**Task instructions**
Omit the pictures, please, and give each record below again exactly.

**Task inputs**
════════════════

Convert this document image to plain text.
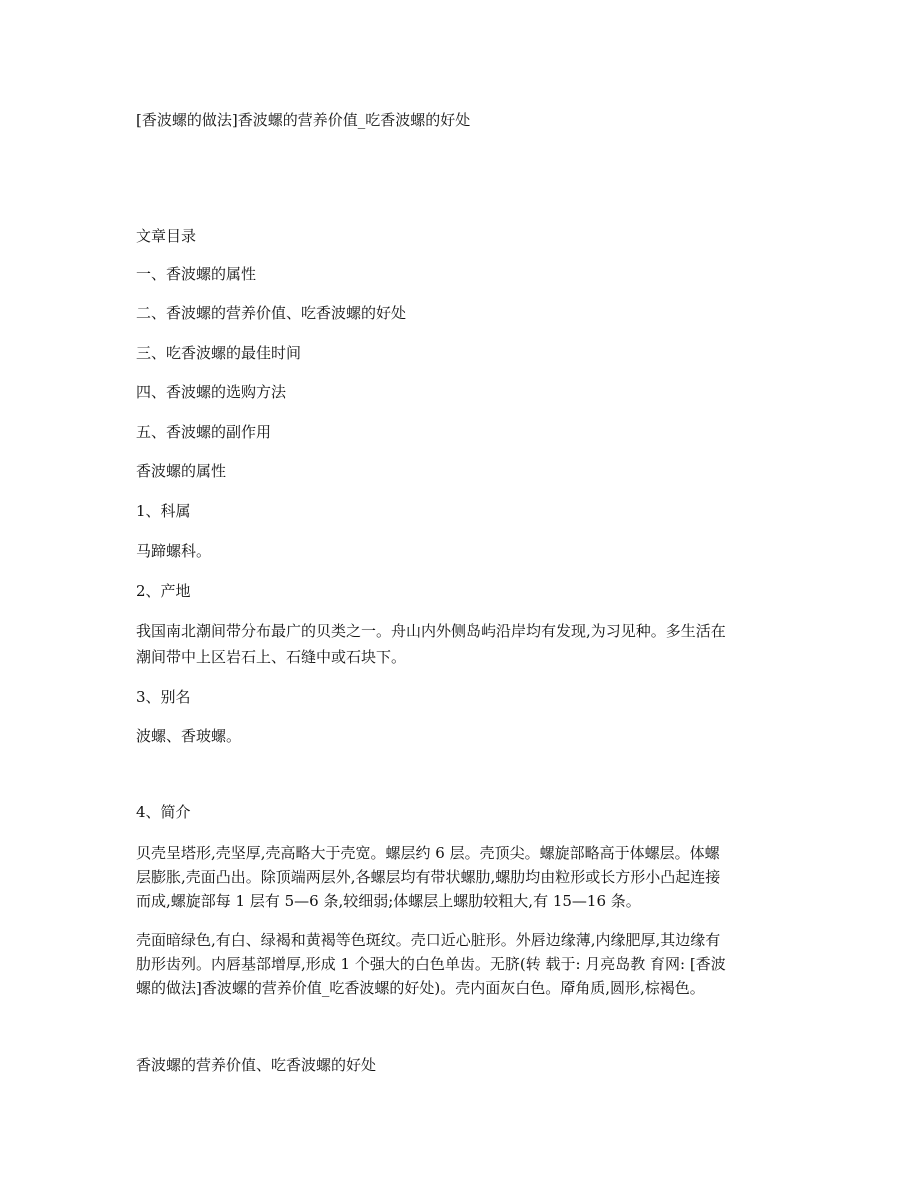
[香波螺的做法]香波螺的营养价值_吃香波螺的好处

文章目录

一、香波螺的属性

二、香波螺的营养价值、吃香波螺的好处

三、吃香波螺的最佳时间

四、香波螺的选购方法

五、香波螺的副作用

香波螺的属性

1、科属

马蹄螺科。

2、产地

我国南北潮间带分布最广的贝类之一。舟山内外侧岛屿沿岸均有发现,为习见种。多生活在

潮间带中上区岩石上、石缝中或石块下。

3、别名

波螺、香玻螺。

4、简介

贝壳呈塔形,壳坚厚,壳高略大于壳宽。螺层约 6 层。壳顶尖。螺旋部略高于体螺层。体螺

层膨胀,壳面凸出。除顶端两层外,各螺层均有带状螺肋,螺肋均由粒形或长方形小凸起连接

而成,螺旋部每 1 层有 5—6 条,较细弱;体螺层上螺肋较粗大,有 15—16 条。

壳面暗绿色,有白、绿褐和黄褐等色斑纹。壳口近心脏形。外唇边缘薄,内缘肥厚,其边缘有

肋形齿列。内唇基部增厚,形成 1 个强大的白色单齿。无脐(转 载于: 月亮岛教 育网: [香波

螺的做法]香波螺的营养价值_吃香波螺的好处)。壳内面灰白色。厣角质,圆形,棕褐色。

香波螺的营养价值、吃香波螺的好处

════════════════

**Response to the exercise**
Convert this document image to plain text.
[香波螺的做法]香波螺的营养价值_吃香波螺的好处

文章目录

一、香波螺的属性

二、香波螺的营养价值、吃香波螺的好处

三、吃香波螺的最佳时间

四、香波螺的选购方法

五、香波螺的副作用

香波螺的属性

1、科属

马蹄螺科。

2、产地

我国南北潮间带分布最广的贝类之一。舟山内外侧岛屿沿岸均有发现,为习见种。多生活在

潮间带中上区岩石上、石缝中或石块下。

3、别名

波螺、香玻螺。

4、简介

贝壳呈塔形,壳坚厚,壳高略大于壳宽。螺层约 6 层。壳顶尖。螺旋部略高于体螺层。体螺

层膨胀,壳面凸出。除顶端两层外,各螺层均有带状螺肋,螺肋均由粒形或长方形小凸起连接

而成,螺旋部每 1 层有 5—6 条,较细弱;体螺层上螺肋较粗大,有 15—16 条。

壳面暗绿色,有白、绿褐和黄褐等色斑纹。壳口近心脏形。外唇边缘薄,内缘肥厚,其边缘有

肋形齿列。内唇基部增厚,形成 1 个强大的白色单齿。无脐(转 载于: 月亮岛教 育网: [香波

螺的做法]香波螺的营养价值_吃香波螺的好处)。壳内面灰白色。厣角质,圆形,棕褐色。

香波螺的营养价值、吃香波螺的好处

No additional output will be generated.